=== DATA LISTING ===

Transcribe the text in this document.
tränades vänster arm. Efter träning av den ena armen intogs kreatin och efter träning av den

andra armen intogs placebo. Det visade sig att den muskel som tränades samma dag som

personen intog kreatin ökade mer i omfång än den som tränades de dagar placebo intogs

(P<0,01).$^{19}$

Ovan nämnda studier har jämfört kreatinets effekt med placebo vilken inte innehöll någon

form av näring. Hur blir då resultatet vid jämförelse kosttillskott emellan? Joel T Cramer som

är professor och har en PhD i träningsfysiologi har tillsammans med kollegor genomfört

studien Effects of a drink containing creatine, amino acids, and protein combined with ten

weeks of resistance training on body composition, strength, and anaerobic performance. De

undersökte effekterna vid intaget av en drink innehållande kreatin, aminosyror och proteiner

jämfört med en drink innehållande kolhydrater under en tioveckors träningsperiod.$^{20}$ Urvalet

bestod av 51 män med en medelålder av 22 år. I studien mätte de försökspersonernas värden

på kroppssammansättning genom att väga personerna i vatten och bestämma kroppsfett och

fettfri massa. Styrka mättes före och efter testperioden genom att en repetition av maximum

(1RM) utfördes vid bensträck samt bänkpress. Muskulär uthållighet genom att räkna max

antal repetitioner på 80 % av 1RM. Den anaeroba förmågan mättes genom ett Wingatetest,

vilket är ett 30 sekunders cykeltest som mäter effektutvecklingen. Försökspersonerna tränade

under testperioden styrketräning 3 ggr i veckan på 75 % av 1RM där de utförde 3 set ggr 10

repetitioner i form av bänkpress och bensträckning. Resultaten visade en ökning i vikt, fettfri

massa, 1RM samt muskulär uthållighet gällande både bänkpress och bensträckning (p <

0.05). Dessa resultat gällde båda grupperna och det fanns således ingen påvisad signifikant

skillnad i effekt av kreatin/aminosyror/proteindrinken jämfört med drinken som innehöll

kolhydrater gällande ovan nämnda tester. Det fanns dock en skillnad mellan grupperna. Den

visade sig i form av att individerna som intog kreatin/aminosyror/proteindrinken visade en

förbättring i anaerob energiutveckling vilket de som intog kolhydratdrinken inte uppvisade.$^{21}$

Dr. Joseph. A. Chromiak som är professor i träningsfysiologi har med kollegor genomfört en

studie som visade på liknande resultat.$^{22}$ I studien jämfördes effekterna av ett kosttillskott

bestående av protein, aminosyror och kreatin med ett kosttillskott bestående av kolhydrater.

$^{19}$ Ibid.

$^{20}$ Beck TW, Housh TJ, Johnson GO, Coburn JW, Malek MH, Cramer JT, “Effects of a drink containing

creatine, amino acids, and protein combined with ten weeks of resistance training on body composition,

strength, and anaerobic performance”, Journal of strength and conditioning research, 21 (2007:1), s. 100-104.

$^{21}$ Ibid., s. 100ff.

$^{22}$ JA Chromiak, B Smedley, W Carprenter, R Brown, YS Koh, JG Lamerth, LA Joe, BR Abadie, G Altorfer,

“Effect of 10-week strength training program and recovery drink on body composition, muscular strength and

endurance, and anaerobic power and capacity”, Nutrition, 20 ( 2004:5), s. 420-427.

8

===

### AIM OF THE EXERCISE
Print every record above exactly as written.

### RESULT FOR THIS EXERCISE
Transcribe the text in this document.
tränades vänster arm. Efter träning av den ena armen intogs kreatin och efter träning av den

andra armen intogs placebo. Det visade sig att den muskel som tränades samma dag som

personen intog kreatin ökade mer i omfång än den som tränades de dagar placebo intogs

(P<0,01).$^{19}$

Ovan nämnda studier har jämfört kreatinets effekt med placebo vilken inte innehöll någon

form av näring. Hur blir då resultatet vid jämförelse kosttillskott emellan? Joel T Cramer som

är professor och har en PhD i träningsfysiologi har tillsammans med kollegor genomfört

studien Effects of a drink containing creatine, amino acids, and protein combined with ten

weeks of resistance training on body composition, strength, and anaerobic performance. De

undersökte effekterna vid intaget av en drink innehållande kreatin, aminosyror och proteiner

jämfört med en drink innehållande kolhydrater under en tioveckors träningsperiod.$^{20}$ Urvalet

bestod av 51 män med en medelålder av 22 år. I studien mätte de försökspersonernas värden

på kroppssammansättning genom att väga personerna i vatten och bestämma kroppsfett och

fettfri massa. Styrka mättes före och efter testperioden genom att en repetition av maximum

(1RM) utfördes vid bensträck samt bänkpress. Muskulär uthållighet genom att räkna max

antal repetitioner på 80 % av 1RM. Den anaeroba förmågan mättes genom ett Wingatetest,

vilket är ett 30 sekunders cykeltest som mäter effektutvecklingen. Försökspersonerna tränade

under testperioden styrketräning 3 ggr i veckan på 75 % av 1RM där de utförde 3 set ggr 10

repetitioner i form av bänkpress och bensträckning. Resultaten visade en ökning i vikt, fettfri

massa, 1RM samt muskulär uthållighet gällande både bänkpress och bensträckning (p <

0.05). Dessa resultat gällde båda grupperna och det fanns således ingen påvisad signifikant

skillnad i effekt av kreatin/aminosyror/proteindrinken jämfört med drinken som innehöll

kolhydrater gällande ovan nämnda tester. Det fanns dock en skillnad mellan grupperna. Den

visade sig i form av att individerna som intog kreatin/aminosyror/proteindrinken visade en

förbättring i anaerob energiutveckling vilket de som intog kolhydratdrinken inte uppvisade.$^{21}$

Dr. Joseph. A. Chromiak som är professor i träningsfysiologi har med kollegor genomfört en

studie som visade på liknande resultat.$^{22}$ I studien jämfördes effekterna av ett kosttillskott

bestående av protein, aminosyror och kreatin med ett kosttillskott bestående av kolhydrater.

$^{19}$ Ibid.

$^{20}$ Beck TW, Housh TJ, Johnson GO, Coburn JW, Malek MH, Cramer JT, “Effects of a drink containing

creatine, amino acids, and protein combined with ten weeks of resistance training on body composition,

strength, and anaerobic performance”, Journal of strength and conditioning research, 21 (2007:1), s. 100-104.

$^{21}$ Ibid., s. 100ff.

$^{22}$ JA Chromiak, B Smedley, W Carprenter, R Brown, YS Koh, JG Lamerth, LA Joe, BR Abadie, G Altorfer,

“Effect of 10-week strength training program and recovery drink on body composition, muscular strength and

endurance, and anaerobic power and capacity”, Nutrition, 20 ( 2004:5), s. 420-427.

8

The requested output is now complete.